--- START ---
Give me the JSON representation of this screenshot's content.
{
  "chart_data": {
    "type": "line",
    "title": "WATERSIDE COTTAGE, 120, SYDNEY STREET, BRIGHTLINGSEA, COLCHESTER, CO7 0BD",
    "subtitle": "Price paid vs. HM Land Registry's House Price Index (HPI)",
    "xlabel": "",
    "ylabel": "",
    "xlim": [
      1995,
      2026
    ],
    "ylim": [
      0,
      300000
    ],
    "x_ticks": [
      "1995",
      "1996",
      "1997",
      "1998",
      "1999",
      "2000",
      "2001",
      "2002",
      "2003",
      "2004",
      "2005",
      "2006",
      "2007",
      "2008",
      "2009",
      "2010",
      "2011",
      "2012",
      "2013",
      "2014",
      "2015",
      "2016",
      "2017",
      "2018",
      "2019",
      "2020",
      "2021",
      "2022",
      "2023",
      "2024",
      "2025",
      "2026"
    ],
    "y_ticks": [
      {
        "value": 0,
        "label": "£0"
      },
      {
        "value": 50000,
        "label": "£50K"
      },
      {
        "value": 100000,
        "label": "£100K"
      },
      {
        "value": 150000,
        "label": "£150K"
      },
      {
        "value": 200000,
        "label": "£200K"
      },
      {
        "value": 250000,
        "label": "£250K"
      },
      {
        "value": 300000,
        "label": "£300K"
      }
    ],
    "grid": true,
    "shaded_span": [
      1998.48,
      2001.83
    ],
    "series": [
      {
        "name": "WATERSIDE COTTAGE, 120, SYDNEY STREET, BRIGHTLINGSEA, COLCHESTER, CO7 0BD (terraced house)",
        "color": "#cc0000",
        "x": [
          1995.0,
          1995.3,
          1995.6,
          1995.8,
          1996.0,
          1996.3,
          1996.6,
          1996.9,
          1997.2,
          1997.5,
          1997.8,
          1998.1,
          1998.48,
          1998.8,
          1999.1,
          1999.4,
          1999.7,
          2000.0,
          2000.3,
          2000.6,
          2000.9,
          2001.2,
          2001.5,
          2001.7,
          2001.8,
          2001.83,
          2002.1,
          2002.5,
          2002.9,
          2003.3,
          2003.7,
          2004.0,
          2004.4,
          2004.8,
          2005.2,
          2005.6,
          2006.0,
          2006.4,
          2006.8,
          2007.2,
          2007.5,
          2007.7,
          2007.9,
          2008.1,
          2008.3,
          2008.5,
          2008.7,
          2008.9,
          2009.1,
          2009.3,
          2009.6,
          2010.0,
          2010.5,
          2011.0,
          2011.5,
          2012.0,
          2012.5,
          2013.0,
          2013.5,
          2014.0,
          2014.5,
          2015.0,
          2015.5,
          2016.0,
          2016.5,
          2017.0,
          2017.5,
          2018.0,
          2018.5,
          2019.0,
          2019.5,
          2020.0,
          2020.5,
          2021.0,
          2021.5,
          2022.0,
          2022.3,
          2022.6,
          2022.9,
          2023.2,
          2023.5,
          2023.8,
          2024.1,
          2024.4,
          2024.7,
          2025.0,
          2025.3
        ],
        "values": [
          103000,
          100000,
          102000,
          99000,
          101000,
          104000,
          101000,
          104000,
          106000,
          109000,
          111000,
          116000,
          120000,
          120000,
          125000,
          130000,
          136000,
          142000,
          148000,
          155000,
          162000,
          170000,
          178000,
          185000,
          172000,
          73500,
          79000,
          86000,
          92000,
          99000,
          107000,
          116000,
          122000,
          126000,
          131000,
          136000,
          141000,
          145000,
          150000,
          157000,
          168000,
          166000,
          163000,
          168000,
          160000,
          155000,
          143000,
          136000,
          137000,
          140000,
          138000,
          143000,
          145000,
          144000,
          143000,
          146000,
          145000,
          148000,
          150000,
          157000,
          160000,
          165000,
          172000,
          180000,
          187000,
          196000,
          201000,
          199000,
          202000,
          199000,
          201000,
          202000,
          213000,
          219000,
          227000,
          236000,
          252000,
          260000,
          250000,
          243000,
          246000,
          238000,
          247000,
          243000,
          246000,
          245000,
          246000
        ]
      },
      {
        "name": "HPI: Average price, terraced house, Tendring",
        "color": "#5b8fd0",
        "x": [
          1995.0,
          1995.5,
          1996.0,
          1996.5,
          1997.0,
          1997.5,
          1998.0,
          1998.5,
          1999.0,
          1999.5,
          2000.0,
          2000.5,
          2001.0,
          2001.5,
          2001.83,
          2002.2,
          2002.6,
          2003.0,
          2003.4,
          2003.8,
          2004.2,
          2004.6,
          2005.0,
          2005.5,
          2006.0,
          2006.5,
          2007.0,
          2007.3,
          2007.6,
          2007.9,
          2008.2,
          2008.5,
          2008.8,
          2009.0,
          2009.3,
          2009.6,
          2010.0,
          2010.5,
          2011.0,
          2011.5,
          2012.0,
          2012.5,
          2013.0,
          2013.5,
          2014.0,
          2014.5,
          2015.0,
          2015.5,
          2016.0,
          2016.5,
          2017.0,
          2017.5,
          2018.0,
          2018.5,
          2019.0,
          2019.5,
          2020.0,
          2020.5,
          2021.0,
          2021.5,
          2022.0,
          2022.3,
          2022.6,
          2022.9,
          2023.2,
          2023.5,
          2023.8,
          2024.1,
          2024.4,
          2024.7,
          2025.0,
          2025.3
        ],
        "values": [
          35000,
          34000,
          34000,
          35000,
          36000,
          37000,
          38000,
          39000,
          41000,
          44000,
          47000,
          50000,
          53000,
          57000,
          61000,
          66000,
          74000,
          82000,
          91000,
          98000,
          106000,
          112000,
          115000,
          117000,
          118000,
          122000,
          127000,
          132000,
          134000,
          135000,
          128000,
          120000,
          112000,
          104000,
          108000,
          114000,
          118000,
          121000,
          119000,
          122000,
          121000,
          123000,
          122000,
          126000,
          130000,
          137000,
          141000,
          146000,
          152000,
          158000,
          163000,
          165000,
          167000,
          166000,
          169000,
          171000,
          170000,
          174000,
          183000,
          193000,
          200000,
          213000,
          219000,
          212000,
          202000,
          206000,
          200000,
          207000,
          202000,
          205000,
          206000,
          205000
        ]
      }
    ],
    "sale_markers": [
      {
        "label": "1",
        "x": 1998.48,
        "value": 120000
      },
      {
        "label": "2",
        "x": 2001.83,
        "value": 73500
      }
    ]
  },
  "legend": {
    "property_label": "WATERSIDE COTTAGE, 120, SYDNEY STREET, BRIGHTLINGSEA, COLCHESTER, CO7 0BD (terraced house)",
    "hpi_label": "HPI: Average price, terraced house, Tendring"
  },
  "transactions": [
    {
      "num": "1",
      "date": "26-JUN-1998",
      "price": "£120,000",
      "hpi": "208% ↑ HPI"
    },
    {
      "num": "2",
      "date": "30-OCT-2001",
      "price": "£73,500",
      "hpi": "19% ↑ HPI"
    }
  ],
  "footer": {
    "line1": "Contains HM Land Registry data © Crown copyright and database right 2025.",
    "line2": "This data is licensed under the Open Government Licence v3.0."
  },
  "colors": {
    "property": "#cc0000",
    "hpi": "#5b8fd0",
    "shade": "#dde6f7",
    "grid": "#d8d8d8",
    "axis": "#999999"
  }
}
--- END ---
◆ **DO THIS**: All of the data needs to be reproduced exactly, with no line missing.

◆ **ANSWER**:
Give me the JSON representation of this screenshot's content.
{
  "chart_data": {
    "type": "line",
    "title": "WATERSIDE COTTAGE, 120, SYDNEY STREET, BRIGHTLINGSEA, COLCHESTER, CO7 0BD",
    "subtitle": "Price paid vs. HM Land Registry's House Price Index (HPI)",
    "xlabel": "",
    "ylabel": "",
    "xlim": [
      1995,
      2026
    ],
    "ylim": [
      0,
      300000
    ],
    "x_ticks": [
      "1995",
      "1996",
      "1997",
      "1998",
      "1999",
      "2000",
      "2001",
      "2002",
      "2003",
      "2004",
      "2005",
      "2006",
      "2007",
      "2008",
      "2009",
      "2010",
      "2011",
      "2012",
      "2013",
      "2014",
      "2015",
      "2016",
      "2017",
      "2018",
      "2019",
      "2020",
      "2021",
      "2022",
      "2023",
      "2024",
      "2025",
      "2026"
    ],
    "y_ticks": [
      {
        "value": 0,
        "label": "£0"
      },
      {
        "value": 50000,
        "label": "£50K"
      },
      {
        "value": 100000,
        "label": "£100K"
      },
      {
        "value": 150000,
        "label": "£150K"
      },
      {
        "value": 200000,
        "label": "£200K"
      },
      {
        "value": 250000,
        "label": "£250K"
      },
      {
        "value": 300000,
        "label": "£300K"
      }
    ],
    "grid": true,
    "shaded_span": [
      1998.48,
      2001.83
    ],
    "series": [
      {
        "name": "WATERSIDE COTTAGE, 120, SYDNEY STREET, BRIGHTLINGSEA, COLCHESTER, CO7 0BD (terraced house)",
        "color": "#cc0000",
        "x": [
          1995.0,
          1995.3,
          1995.6,
          1995.8,
          1996.0,
          1996.3,
          1996.6,
          1996.9,
          1997.2,
          1997.5,
          1997.8,
          1998.1,
          1998.48,
          1998.8,
          1999.1,
          1999.4,
          1999.7,
          2000.0,
          2000.3,
          2000.6,
          2000.9,
          2001.2,
          2001.5,
          2001.7,
          2001.8,
          2001.83,
          2002.1,
          2002.5,
          2002.9,
          2003.3,
          2003.7,
          2004.0,
          2004.4,
          2004.8,
          2005.2,
          2005.6,
          2006.0,
          2006.4,
          2006.8,
          2007.2,
          2007.5,
          2007.7,
          2007.9,
          2008.1,
          2008.3,
          2008.5,
          2008.7,
          2008.9,
          2009.1,
          2009.3,
          2009.6,
          2010.0,
          2010.5,
          2011.0,
          2011.5,
          2012.0,
          2012.5,
          2013.0,
          2013.5,
          2014.0,
          2014.5,
          2015.0,
          2015.5,
          2016.0,
          2016.5,
          2017.0,
          2017.5,
          2018.0,
          2018.5,
          2019.0,
          2019.5,
          2020.0,
          2020.5,
          2021.0,
          2021.5,
          2022.0,
          2022.3,
          2022.6,
          2022.9,
          2023.2,
          2023.5,
          2023.8,
          2024.1,
          2024.4,
          2024.7,
          2025.0,
          2025.3
        ],
        "values": [
          103000,
          100000,
          102000,
          99000,
          101000,
          104000,
          101000,
          104000,
          106000,
          109000,
          111000,
          116000,
          120000,
          120000,
          125000,
          130000,
          136000,
          142000,
          148000,
          155000,
          162000,
          170000,
          178000,
          185000,
          172000,
          73500,
          79000,
          86000,
          92000,
          99000,
          107000,
          116000,
          122000,
          126000,
          131000,
          136000,
          141000,
          145000,
          150000,
          157000,
          168000,
          166000,
          163000,
          168000,
          160000,
          155000,
          143000,
          136000,
          137000,
          140000,
          138000,
          143000,
          145000,
          144000,
          143000,
          146000,
          145000,
          148000,
          150000,
          157000,
          160000,
          165000,
          172000,
          180000,
          187000,
          196000,
          201000,
          199000,
          202000,
          199000,
          201000,
          202000,
          213000,
          219000,
          227000,
          236000,
          252000,
          260000,
          250000,
          243000,
          246000,
          238000,
          247000,
          243000,
          246000,
          245000,
          246000
        ]
      },
      {
        "name": "HPI: Average price, terraced house, Tendring",
        "color": "#5b8fd0",
        "x": [
          1995.0,
          1995.5,
          1996.0,
          1996.5,
          1997.0,
          1997.5,
          1998.0,
          1998.5,
          1999.0,
          1999.5,
          2000.0,
          2000.5,
          2001.0,
          2001.5,
          2001.83,
          2002.2,
          2002.6,
          2003.0,
          2003.4,
          2003.8,
          2004.2,
          2004.6,
          2005.0,
          2005.5,
          2006.0,
          2006.5,
          2007.0,
          2007.3,
          2007.6,
          2007.9,
          2008.2,
          2008.5,
          2008.8,
          2009.0,
          2009.3,
          2009.6,
          2010.0,
          2010.5,
          2011.0,
          2011.5,
          2012.0,
          2012.5,
          2013.0,
          2013.5,
          2014.0,
          2014.5,
          2015.0,
          2015.5,
          2016.0,
          2016.5,
          2017.0,
          2017.5,
          2018.0,
          2018.5,
          2019.0,
          2019.5,
          2020.0,
          2020.5,
          2021.0,
          2021.5,
          2022.0,
          2022.3,
          2022.6,
          2022.9,
          2023.2,
          2023.5,
          2023.8,
          2024.1,
          2024.4,
          2024.7,
          2025.0,
          2025.3
        ],
        "values": [
          35000,
          34000,
          34000,
          35000,
          36000,
          37000,
          38000,
          39000,
          41000,
          44000,
          47000,
          50000,
          53000,
          57000,
          61000,
          66000,
          74000,
          82000,
          91000,
          98000,
          106000,
          112000,
          115000,
          117000,
          118000,
          122000,
          127000,
          132000,
          134000,
          135000,
          128000,
          120000,
          112000,
          104000,
          108000,
          114000,
          118000,
          121000,
          119000,
          122000,
          121000,
          123000,
          122000,
          126000,
          130000,
          137000,
          141000,
          146000,
          152000,
          158000,
          163000,
          165000,
          167000,
          166000,
          169000,
          171000,
          170000,
          174000,
          183000,
          193000,
          200000,
          213000,
          219000,
          212000,
          202000,
          206000,
          200000,
          207000,
          202000,
          205000,
          206000,
          205000
        ]
      }
    ],
    "sale_markers": [
      {
        "label": "1",
        "x": 1998.48,
        "value": 120000
      },
      {
        "label": "2",
        "x": 2001.83,
        "value": 73500
      }
    ]
  },
  "legend": {
    "property_label": "WATERSIDE COTTAGE, 120, SYDNEY STREET, BRIGHTLINGSEA, COLCHESTER, CO7 0BD (terraced house)",
    "hpi_label": "HPI: Average price, terraced house, Tendring"
  },
  "transactions": [
    {
      "num": "1",
      "date": "26-JUN-1998",
      "price": "£120,000",
      "hpi": "208% ↑ HPI"
    },
    {
      "num": "2",
      "date": "30-OCT-2001",
      "price": "£73,500",
      "hpi": "19% ↑ HPI"
    }
  ],
  "footer": {
    "line1": "Contains HM Land Registry data © Crown copyright and database right 2025.",
    "line2": "This data is licensed under the Open Government Licence v3.0."
  },
  "colors": {
    "property": "#cc0000",
    "hpi": "#5b8fd0",
    "shade": "#dde6f7",
    "grid": "#d8d8d8",
    "axis": "#999999"
  }
}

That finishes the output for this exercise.